--- begin Data for the task ---

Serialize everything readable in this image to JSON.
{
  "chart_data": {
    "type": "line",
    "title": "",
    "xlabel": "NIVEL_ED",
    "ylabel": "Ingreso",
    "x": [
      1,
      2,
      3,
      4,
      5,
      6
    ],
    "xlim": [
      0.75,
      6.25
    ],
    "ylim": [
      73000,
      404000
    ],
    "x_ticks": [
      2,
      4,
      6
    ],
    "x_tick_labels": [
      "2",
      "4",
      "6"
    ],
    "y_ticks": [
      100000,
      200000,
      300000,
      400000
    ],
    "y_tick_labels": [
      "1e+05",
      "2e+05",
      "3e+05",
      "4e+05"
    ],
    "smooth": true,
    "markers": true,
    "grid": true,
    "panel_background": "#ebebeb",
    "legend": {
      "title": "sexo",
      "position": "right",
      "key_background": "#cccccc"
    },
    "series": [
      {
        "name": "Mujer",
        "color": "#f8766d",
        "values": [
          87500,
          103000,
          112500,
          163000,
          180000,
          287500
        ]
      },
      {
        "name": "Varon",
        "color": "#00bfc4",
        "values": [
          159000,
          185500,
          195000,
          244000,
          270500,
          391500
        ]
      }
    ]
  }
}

--- end Data for the task ---

→ **Task instructions**: Write out every line exactly as it stands.

→ **Exercise output**:
Serialize everything readable in this image to JSON.
{
  "chart_data": {
    "type": "line",
    "title": "",
    "xlabel": "NIVEL_ED",
    "ylabel": "Ingreso",
    "x": [
      1,
      2,
      3,
      4,
      5,
      6
    ],
    "xlim": [
      0.75,
      6.25
    ],
    "ylim": [
      73000,
      404000
    ],
    "x_ticks": [
      2,
      4,
      6
    ],
    "x_tick_labels": [
      "2",
      "4",
      "6"
    ],
    "y_ticks": [
      100000,
      200000,
      300000,
      400000
    ],
    "y_tick_labels": [
      "1e+05",
      "2e+05",
      "3e+05",
      "4e+05"
    ],
    "smooth": true,
    "markers": true,
    "grid": true,
    "panel_background": "#ebebeb",
    "legend": {
      "title": "sexo",
      "position": "right",
      "key_background": "#cccccc"
    },
    "series": [
      {
        "name": "Mujer",
        "color": "#f8766d",
        "values": [
          87500,
          103000,
          112500,
          163000,
          180000,
          287500
        ]
      },
      {
        "name": "Varon",
        "color": "#00bfc4",
        "values": [
          159000,
          185500,
          195000,
          244000,
          270500,
          391500
        ]
      }
    ]
  }
}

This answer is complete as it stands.